*PASSAGE:*
● ● ● ●
Paul Burrell's sensational book A Royal Duty tells the real story of life with Diana, Princess of Wales.
 
He reveals for the first time how she really felt about the Royal Family and the end of her marriage to Prince Charles.
 
In this extract he tells of the princess's increasing concern that she had made powerful enemies and how she was convinced 'they' were determined to spy on her and control her movements.
 
******************
 
Ever since the end of my trial when I first detailed that meeting with the Queen, there has been much speculation, and again scoffing, over the tone and meaning of the "be careful" message from Her Majesty.
 
So, what did she mean? All I know is what I heard. It wasn't quantified or expanded upon, neither was it melodramatically delivered. I walked away and accepted what had been said as it had been intended ñ as sound advice to be vigilant.
 
In my opinion, she was telling me to be careful of everyone because no one more than the Queen understood the position in which I found myself, and the closeness I had shared with the princess.
 
The reference to the "powers at work in this country about which we have no knowledge" has often played on my mind in the intervening years and, yes, I have worried about it too.
 
The Queen might have been referring to the power base of media barons and editors who can topple individuals from their pedestals.
 
She might have been referring to that unknown quantity called "the Establishment", an undefined, invisible network of interlocking social circles of the great and the good. She might have been referring to the domestic intelligence service MI5 because, have no doubt, the Queen does not know of its secret work and darker practices but she is aware of the power it is capable of wielding.
 
Like the royal household, the intelligence services are given carte blanche to act in whatever way is considered to be in the best interests of state and monarchy.
 
All I do know is that within four years of Her Majesty's warning I was arrested and sent to trial for a crime I never committed in a case that barely had the legs to stand up. All the time, the undercurrents running beneath the surface of that case were about the secrets of the princess. Who had them? Where were they?
 
But, in all honesty, I cannot pinpoint what the Queen was referring to. I have beaten myself up mentally many times over why I didn't ask her at the time what she meant. I, like you, can only speculate.
 
No one is more aware than I of the knowledge locked away inside my head. In choosing to impart certain information to me, the princess ensured I shared a historic knowledge.
 
I was her independent witness to history, in the same way that I was her witness to the letters she wrote and received, the divorce papers she handled and the will she made. She also shared with me her concern that she was constantly monitored.
 
It is naive of anyone to think that the princess, from the moment she married Prince Charles, would not have had her telephone calls bugged, or that the associations she made were not checked.
● ● ● ●
*MATERIAL SUPPLIED:*
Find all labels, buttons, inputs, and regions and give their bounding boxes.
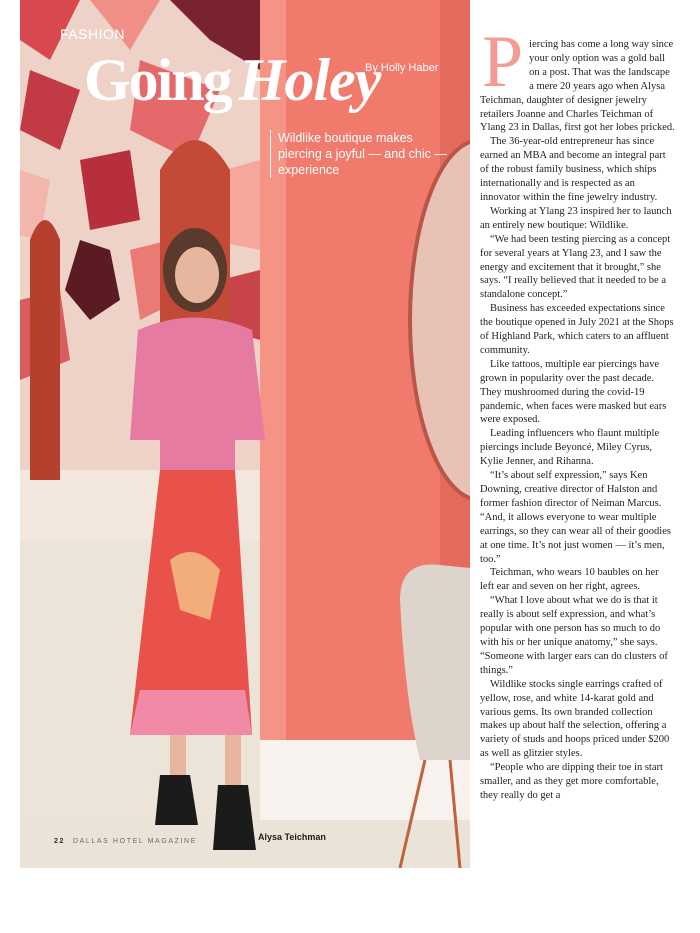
article-paragraph: “What I love about what we do is that it really is about self expression, and what’s popular with one person has so much to do with his or her unique anatomy,” she says. “Someone with larger ears can do clusters of things.” [480,595,668,676]
article-paragraph: Business has exceeded expectations since the boutique opened in July 2021 at the Shops of Highland Park, which caters to an affluent community. [480,303,674,356]
article-paragraph: Leading influencers who flaunt multiple piercings include Beyoncé, Miley Cyrus, Kylie Jenner, and Rihanna. [480,428,660,468]
headline-word-2: Holey [238,47,381,113]
article-paragraph: “We had been testing piercing as a concept for several years at Ylang 23, and I saw the energy and excitement that it brought,” she says. “I really believed that it needed to be a standalone concept.” [480,233,671,301]
arch-left [30,220,60,480]
article-paragraph: Like tattoos, multiple ear piercings have grown in popularity over the past decade. They mushroomed during the covid-19 pandemic, when faces were masked but ears were exposed. [480,358,667,426]
headline [84,47,381,113]
article-paragraph: Working at Ylang 23 inspired her to launch an entirely new boutique: Wildlike. [480,205,672,231]
photo-caption: Alysa Teichman [258,832,326,842]
byline: By Holly Haber [365,62,439,74]
article-paragraph: Wildlike stocks single earrings crafted of yellow, rose, and white 14-karat gold and various gems. Its own branded collection makes up about half the selection, offering a variety of studs and hoops priced under $200 as well as glitzier styles. [480,678,670,760]
article-paragraph: Teichman, who wears 10 baubles on her left ear and seven on her right, agrees. [480,567,659,593]
folio [54,838,197,845]
article-paragraph: “It’s about self expression,” says Ken Downing, creative director of Halston and former fashion director of Neiman Marcus. “And, it allows everyone to wear multiple earrings, so they can wear all of their goodies at one time. It’s not just women — it’s men, too.” [480,470,671,565]
publication-name: DALLAS HOTEL MAGAZINE [73,838,197,845]
section-label: FASHION [60,26,125,42]
page-number: 22 [54,838,65,845]
article-paragraph: “People who are dipping their toe in start smaller, and as they get more comfortable, they really do get a [480,762,663,801]
drop-cap: P [482,21,524,103]
article-paragraph: The 36-year-old entrepreneur has since earned an MBA and become an integral part of the robust family business, which ships internationally and is respected as an innovator within the fine jewelry industry. [480,136,666,203]
headline-word-1: Going [84,47,231,113]
feature-photo [20,0,470,868]
article-body [480,21,675,803]
article-paragraph: Piercing has come a long way since your only option was a gold ball on a post. That was the landscape a mere 20 years ago when Alysa Teichman, daughter of designer jewelry retailers Joanne and Charles Teichman of Ylang 23 in Dallas, first got her lobes pricked. [480,21,675,134]
deck: Wildlike boutique makes piercing a joyful — and chic — experience [270,130,448,178]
● ● ● ●
*INSTRUCTIONS TO FOLLOW:*
Answer these questions about the Princess Diana extract:
(a) What is the title of Paul Burrell's book?
(b) Within how many years of the Queen's warning was the writer arrested?
(c) What concern did the princess share with the writer?

*SOLUTION FOR THIS TASK:*
(a) A Royal Duty
(b) Four years
(c) That she was constantly monitored